--- Document ---
Some small improvements to annotations

This commit is contained in:
Joeri de Ruiter 2023-07-28 20:54:03 +02:00
parent f07d7b02f1
commit 2920973961
5 changed files with 111 additions and 65 deletions

View file

@ -3,7 +3,7 @@ from __future__ import annotations
from dataclasses import asdict, dataclass
from functools import reduce
import operator
from typing import Optional, Union, Any
from typing import Optional, Union, Any, Literal, overload
from django.contrib.postgres.search import SearchRank, SearchQuery
from django.db.models import F, Q
@ -14,17 +14,40 @@ from bookwyrm import connectors
from bookwyrm.settings import MEDIA_FULL_URL
@overload
def search(
query: str,
*,
min_confidence: float = 0,
filters: Optional[list[Any]] = None,
return_first: Literal[False],
) -> QuerySet[models.Edition]:
...
@overload
def search(
query: str,
*,
min_confidence: float = 0,
filters: Optional[list[Any]] = None,
return_first: Literal[True],
) -> Optional[models.Edition]:
...
# pylint: disable=arguments-differ
def search(
query: str,
*,
min_confidence: float = 0,
filters: Optional[list[Any]] = None,
return_first: bool = False,
):
) -> Union[Optional[models.Edition], QuerySet[models.Edition]]:
"""search your local database"""
filters = filters or []
if not query:
return []
return None if return_first else []
query = query.strip()
results = None
@ -97,7 +120,9 @@ def search_identifiers(
return results
def search_title_author(query, min_confidence, *filters, return_first=False):
def search_title_author(
query, min_confidence, *filters, return_first=False
) -> QuerySet[models.Edition]:
"""searches for title and author"""
query = SearchQuery(query, config="simple") | SearchQuery(query, config="english")
results = (

View file

@ -22,15 +22,14 @@ from ..book_search import SearchResult
logger = logging.getLogger(__name__)
JsonDict = dict[str, Any]
class ConnectorResults(TypedDict):
"""TypedDict for results returned by connector"""
connector: AbstractMinimalConnector
results: list[Any]
Formatter = Callable[[Any], Optional[Union[str, list[str], list[Optional[str]]]]]
results: list[SearchResult]
class AbstractMinimalConnector(ABC):
@ -98,12 +97,12 @@ class AbstractMinimalConnector(ABC):
logger.exception(err)
return None
return {
"connector": self,
"results": self.process_search_response(
return ConnectorResults(
connector=self,
results=self.process_search_response(
query, raw_data, min_confidence
),
}
)
---
Problems:
**A)** From the commit page, extract the passage that begins with the words containing "connector: AbstractMinimalConnector" and ends with "logger.exception(err)".
**B)** On the commit page, which names are imported from typing on the import line that includes Literal?
The items after this point come from a separate source.
--- Entries ---
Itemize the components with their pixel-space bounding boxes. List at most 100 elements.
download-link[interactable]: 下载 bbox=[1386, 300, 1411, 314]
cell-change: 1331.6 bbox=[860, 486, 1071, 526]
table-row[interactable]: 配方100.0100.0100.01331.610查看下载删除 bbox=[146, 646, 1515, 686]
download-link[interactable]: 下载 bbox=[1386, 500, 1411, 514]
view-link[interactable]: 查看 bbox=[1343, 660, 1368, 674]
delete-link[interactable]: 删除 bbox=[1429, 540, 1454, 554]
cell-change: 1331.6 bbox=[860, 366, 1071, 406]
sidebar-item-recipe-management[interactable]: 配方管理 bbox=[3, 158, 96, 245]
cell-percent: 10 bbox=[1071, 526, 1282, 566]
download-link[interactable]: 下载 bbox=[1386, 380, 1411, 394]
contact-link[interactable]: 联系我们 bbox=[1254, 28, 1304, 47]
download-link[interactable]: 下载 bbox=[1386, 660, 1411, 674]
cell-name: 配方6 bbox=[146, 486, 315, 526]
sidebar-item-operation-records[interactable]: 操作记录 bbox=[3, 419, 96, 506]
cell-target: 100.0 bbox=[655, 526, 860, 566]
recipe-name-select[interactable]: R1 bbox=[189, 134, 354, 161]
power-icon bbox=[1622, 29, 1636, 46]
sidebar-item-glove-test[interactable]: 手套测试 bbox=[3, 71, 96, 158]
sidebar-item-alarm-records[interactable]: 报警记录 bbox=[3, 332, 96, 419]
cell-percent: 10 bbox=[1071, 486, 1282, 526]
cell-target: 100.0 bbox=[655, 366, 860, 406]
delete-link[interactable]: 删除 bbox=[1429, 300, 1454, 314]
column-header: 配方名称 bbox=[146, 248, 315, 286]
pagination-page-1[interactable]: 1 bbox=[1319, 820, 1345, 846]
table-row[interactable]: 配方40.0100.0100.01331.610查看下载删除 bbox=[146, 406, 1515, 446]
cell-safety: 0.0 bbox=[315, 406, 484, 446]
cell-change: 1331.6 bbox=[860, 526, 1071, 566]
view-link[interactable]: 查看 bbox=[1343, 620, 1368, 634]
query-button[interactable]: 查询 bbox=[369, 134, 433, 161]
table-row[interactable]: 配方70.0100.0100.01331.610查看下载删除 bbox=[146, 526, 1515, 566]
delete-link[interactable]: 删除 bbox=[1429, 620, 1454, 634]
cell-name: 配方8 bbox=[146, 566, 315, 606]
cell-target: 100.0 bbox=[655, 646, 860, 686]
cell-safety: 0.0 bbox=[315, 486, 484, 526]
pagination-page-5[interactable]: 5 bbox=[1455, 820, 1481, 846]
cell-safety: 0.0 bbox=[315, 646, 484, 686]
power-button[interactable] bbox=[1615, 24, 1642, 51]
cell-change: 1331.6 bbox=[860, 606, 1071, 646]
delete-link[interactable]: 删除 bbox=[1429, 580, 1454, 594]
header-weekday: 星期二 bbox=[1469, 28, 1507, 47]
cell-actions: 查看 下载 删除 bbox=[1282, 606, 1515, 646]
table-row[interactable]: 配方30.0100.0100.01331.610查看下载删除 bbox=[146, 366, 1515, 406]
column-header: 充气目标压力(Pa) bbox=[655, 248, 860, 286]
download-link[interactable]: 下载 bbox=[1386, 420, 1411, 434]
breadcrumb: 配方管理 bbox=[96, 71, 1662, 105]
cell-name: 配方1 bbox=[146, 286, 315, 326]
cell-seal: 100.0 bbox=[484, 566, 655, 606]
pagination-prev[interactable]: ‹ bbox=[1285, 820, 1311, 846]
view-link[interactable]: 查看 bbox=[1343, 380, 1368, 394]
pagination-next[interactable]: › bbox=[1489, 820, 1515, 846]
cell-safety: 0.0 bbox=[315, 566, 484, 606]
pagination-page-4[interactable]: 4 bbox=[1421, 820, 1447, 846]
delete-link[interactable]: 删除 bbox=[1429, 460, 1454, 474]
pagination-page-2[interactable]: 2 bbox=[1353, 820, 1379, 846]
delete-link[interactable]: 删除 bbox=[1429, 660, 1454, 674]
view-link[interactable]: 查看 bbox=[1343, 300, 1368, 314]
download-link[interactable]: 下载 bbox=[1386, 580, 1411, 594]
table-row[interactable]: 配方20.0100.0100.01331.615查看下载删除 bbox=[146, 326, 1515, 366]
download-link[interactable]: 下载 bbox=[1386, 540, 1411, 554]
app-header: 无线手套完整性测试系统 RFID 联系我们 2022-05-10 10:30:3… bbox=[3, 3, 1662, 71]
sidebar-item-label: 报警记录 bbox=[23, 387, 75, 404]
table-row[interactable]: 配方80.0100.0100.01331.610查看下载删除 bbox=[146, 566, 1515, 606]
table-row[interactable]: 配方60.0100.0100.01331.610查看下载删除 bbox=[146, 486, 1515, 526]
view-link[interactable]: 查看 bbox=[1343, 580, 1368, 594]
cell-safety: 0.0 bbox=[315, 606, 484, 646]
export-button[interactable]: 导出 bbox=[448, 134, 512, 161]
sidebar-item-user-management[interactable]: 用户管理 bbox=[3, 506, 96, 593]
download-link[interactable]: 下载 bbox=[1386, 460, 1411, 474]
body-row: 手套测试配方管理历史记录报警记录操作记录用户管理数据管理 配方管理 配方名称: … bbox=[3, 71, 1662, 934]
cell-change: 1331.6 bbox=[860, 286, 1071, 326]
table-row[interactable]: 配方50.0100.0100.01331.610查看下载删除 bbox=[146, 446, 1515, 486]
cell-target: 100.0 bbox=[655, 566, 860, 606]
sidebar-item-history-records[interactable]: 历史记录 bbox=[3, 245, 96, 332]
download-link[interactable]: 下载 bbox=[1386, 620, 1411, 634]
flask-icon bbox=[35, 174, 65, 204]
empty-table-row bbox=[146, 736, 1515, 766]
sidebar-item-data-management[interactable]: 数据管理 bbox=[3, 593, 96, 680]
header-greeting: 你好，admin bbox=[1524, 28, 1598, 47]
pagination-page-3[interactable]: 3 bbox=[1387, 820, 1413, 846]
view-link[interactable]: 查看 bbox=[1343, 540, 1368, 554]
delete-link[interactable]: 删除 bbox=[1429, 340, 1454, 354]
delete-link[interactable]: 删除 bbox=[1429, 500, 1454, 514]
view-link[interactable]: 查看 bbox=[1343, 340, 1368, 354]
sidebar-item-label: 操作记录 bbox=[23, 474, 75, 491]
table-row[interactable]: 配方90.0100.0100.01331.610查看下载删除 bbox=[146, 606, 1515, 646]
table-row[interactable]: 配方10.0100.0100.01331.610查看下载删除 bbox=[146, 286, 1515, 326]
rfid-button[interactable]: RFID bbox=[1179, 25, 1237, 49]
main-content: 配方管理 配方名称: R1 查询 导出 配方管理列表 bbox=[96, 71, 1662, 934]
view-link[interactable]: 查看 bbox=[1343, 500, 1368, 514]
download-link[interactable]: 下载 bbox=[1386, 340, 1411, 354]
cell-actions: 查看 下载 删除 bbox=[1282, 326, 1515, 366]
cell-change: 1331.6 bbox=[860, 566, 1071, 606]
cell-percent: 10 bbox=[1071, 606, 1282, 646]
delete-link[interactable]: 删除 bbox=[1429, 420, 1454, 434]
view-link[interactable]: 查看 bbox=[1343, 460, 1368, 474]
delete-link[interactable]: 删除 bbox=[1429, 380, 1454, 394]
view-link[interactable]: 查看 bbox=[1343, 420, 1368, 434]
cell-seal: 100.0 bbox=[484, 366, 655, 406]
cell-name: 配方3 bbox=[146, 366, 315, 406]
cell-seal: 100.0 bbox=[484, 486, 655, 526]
---
Solutions below:
**A)**
connector: AbstractMinimalConnector
results: list[Any]
Formatter = Callable[[Any], Optional[Union[str, list[str], list[Optional[str]]]]]
results: list[SearchResult]
class AbstractMinimalConnector(ABC):
@ -98,12 +97,12 @@ class AbstractMinimalConnector(ABC):
logger.exception(err)

**B)** Optional, Union, Any, Literal, overload